**Passage shown**
The SSD Anthology: Understanding SSDs and New Drives from OCZ
by Anand Lal Shimpi on March 18, 2009 12:00 AM EST- Posted in
- Storage
Bringing You Up to Speed: The History Lesson
Everyone remembers their first bike right? Mine was red. It had training wheels. I never really learned how to ride it, not that I didn’t go outdoors, I was just too afraid to take those training wheels off I guess. That was a long time ago, but I remember my first bike.
I also remember my first SSD. It was a 1.8” PATA drive made by Samsung for the MacBook Air. It was lent to me by a vendor so I could compare its performance to the stock 1.8” mechanical HDD in the Air.
The benchmarks for that drive didn’t really impress. Most application tests got a little slower and transfer speeds weren’t really any better. Application launch times and battery life both improved, the former by a significant amount. But the drive was expensive; $1000 from Apple and that’s if you bought it with the MacBook Air. Buying it from a vendor would set you back even more. It benchmarked faster than hard drive, but the numbers didn’t justify the cost. I pulled the drive out and sent it back after I was done with the review.
The next time I turned on my MacBook Air I thought it was broken. It took an eternity to boot and everything took forever to launch. Even though the benchmarks showed the SSD shaving off a few seconds of application launch time here and there, in the real world, it was noticeable. The rule of thumb is that it takes about a 10% difference in performance for a user to notice. The application tests didn’t show a 10% difference in performance, but the application launch tests, those were showing 50% gains. It still wasn’t worth $1000, but it was worth a lot more than I originally thought.
It was the MacBook Air experience that made me understand one important point about SSDs: you don’t think they’re fast, until I take one away from you.
My second SSD was a 60GB SuperTalent drive. I built a HTPC using it. It was my boot drive and I chose it because it drew less power and was silent; it helped keep my HTPC cool and I wouldn’t have to worry about drive crunching while watching a movie. My movies were stored elsewhere so the space didn’t really matter. The experience was good, not great because I wasn’t really hitting the drive for data, but it was problem-free.

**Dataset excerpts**
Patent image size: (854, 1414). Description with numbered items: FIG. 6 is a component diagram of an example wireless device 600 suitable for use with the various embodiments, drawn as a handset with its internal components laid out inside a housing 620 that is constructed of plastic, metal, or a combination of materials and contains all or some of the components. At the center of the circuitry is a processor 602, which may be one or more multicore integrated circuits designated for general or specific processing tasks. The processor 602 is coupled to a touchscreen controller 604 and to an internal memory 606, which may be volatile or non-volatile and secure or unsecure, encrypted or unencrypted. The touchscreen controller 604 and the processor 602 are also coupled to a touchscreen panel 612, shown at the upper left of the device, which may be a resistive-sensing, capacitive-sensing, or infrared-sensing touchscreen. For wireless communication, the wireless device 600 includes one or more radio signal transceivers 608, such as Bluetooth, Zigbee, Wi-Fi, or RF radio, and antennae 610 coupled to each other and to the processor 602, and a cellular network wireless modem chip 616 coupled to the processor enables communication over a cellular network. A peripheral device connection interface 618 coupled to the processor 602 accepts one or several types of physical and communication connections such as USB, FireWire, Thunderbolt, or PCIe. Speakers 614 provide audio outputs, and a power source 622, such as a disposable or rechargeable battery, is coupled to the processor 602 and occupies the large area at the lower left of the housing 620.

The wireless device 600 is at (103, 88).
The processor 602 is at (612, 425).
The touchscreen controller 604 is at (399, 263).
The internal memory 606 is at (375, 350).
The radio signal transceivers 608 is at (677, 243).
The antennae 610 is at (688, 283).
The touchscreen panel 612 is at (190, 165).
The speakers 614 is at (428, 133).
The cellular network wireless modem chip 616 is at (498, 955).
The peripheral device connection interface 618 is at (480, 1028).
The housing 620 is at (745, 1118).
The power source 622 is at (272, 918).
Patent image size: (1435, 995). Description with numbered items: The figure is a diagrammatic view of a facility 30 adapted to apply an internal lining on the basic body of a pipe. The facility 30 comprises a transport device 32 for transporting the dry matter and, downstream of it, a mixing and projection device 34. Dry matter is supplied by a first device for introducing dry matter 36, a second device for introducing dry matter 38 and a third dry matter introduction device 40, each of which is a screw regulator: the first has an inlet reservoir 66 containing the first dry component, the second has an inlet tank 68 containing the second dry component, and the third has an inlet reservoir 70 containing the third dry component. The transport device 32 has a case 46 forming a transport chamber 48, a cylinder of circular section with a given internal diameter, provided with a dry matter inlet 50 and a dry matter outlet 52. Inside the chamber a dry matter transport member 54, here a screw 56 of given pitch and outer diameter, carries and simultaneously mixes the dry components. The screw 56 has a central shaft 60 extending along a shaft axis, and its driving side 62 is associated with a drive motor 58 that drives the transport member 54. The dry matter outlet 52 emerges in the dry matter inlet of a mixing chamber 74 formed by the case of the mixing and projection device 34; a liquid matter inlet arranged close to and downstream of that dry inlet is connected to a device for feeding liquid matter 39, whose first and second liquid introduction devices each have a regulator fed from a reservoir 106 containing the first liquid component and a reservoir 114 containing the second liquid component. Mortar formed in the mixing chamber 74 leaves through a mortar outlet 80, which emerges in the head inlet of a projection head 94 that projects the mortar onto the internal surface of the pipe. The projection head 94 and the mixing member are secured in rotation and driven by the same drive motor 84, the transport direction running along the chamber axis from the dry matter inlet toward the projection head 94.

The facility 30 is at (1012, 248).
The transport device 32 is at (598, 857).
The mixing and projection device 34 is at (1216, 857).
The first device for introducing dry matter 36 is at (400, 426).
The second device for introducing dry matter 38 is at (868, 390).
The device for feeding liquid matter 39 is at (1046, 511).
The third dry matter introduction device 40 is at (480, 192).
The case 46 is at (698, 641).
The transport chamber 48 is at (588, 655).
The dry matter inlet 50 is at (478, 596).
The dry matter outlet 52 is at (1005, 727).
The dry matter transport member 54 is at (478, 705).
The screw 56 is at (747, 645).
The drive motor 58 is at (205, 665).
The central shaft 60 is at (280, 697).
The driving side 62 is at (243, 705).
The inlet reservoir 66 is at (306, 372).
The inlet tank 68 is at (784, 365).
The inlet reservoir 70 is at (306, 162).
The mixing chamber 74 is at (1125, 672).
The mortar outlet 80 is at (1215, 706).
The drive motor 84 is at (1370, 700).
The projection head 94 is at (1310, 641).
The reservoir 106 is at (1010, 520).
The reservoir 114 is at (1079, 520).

**Problem set**
1: Reproduce the SSD article in full, word for word.
2: Rewrite the entries from the first line through the line containing "The peripheral device", changing "handset" to "phone" and leaving everything else as it is.

**Responses per task**
1:
The SSD Anthology: Understanding SSDs and New Drives from OCZ
by Anand Lal Shimpi on March 18, 2009 12:00 AM EST- Posted in
- Storage
Bringing You Up to Speed: The History Lesson
Everyone remembers their first bike right? Mine was red. It had training wheels. I never really learned how to ride it, not that I didn’t go outdoors, I was just too afraid to take those training wheels off I guess. That was a long time ago, but I remember my first bike.
I also remember my first SSD. It was a 1.8” PATA drive made by Samsung for the MacBook Air. It was lent to me by a vendor so I could compare its performance to the stock 1.8” mechanical HDD in the Air.
The benchmarks for that drive didn’t really impress. Most application tests got a little slower and transfer speeds weren’t really any better. Application launch times and battery life both improved, the former by a significant amount. But the drive was expensive; $1000 from Apple and that’s if you bought it with the MacBook Air. Buying it from a vendor would set you back even more. It benchmarked faster than hard drive, but the numbers didn’t justify the cost. I pulled the drive out and sent it back after I was done with the review.
The next time I turned on my MacBook Air I thought it was broken. It took an eternity to boot and everything took forever to launch. Even though the benchmarks showed the SSD shaving off a few seconds of application launch time here and there, in the real world, it was noticeable. The rule of thumb is that it takes about a 10% difference in performance for a user to notice. The application tests didn’t show a 10% difference in performance, but the application launch tests, those were showing 50% gains. It still wasn’t worth $1000, but it was worth a lot more than I originally thought.
It was the MacBook Air experience that made me understand one important point about SSDs: you don’t think they’re fast, until I take one away from you.
My second SSD was a 60GB SuperTalent drive. I built a HTPC using it. It was my boot drive and I chose it because it drew less power and was silent; it helped keep my HTPC cool and I wouldn’t have to worry about drive crunching while watching a movie. My movies were stored elsewhere so the space didn’t really matter. The experience was good, not great because I wasn’t really hitting the drive for data, but it was problem-free.

2:
Patent image size: (854, 1414). Description with numbered items: FIG. 6 is a component diagram of an example wireless device 600 suitable for use with the various embodiments, drawn as a phone with its internal components laid out inside a housing 620 that is constructed of plastic, metal, or a combination of materials and contains all or some of the components. At the center of the circuitry is a processor 602, which may be one or more multicore integrated circuits designated for general or specific processing tasks. The processor 602 is coupled to a touchscreen controller 604 and to an internal memory 606, which may be volatile or non-volatile and secure or unsecure, encrypted or unencrypted. The touchscreen controller 604 and the processor 602 are also coupled to a touchscreen panel 612, shown at the upper left of the device, which may be a resistive-sensing, capacitive-sensing, or infrared-sensing touchscreen. For wireless communication, the wireless device 600 includes one or more radio signal transceivers 608, such as Bluetooth, Zigbee, Wi-Fi, or RF radio, and antennae 610 coupled to each other and to the processor 602, and a cellular network wireless modem chip 616 coupled to the processor enables communication over a cellular network. A peripheral device connection interface 618 coupled to the processor 602 accepts one or several types of physical and communication connections such as USB, FireWire, Thunderbolt, or PCIe. Speakers 614 provide audio outputs, and a power source 622, such as a disposable or rechargeable battery, is coupled to the processor 602 and occupies the large area at the lower left of the housing 620.

The wireless device 600 is at (103, 88).
The processor 602 is at (612, 425).
The touchscreen controller 604 is at (399, 263).
The internal memory 606 is at (375, 350).
The radio signal transceivers 608 is at (677, 243).
The antennae 610 is at (688, 283).
The touchscreen panel 612 is at (190, 165).
The speakers 614 is at (428, 133).
The cellular network wireless modem chip 616 is at (498, 955).
The peripheral device connection interface 618 is at (480, 1028).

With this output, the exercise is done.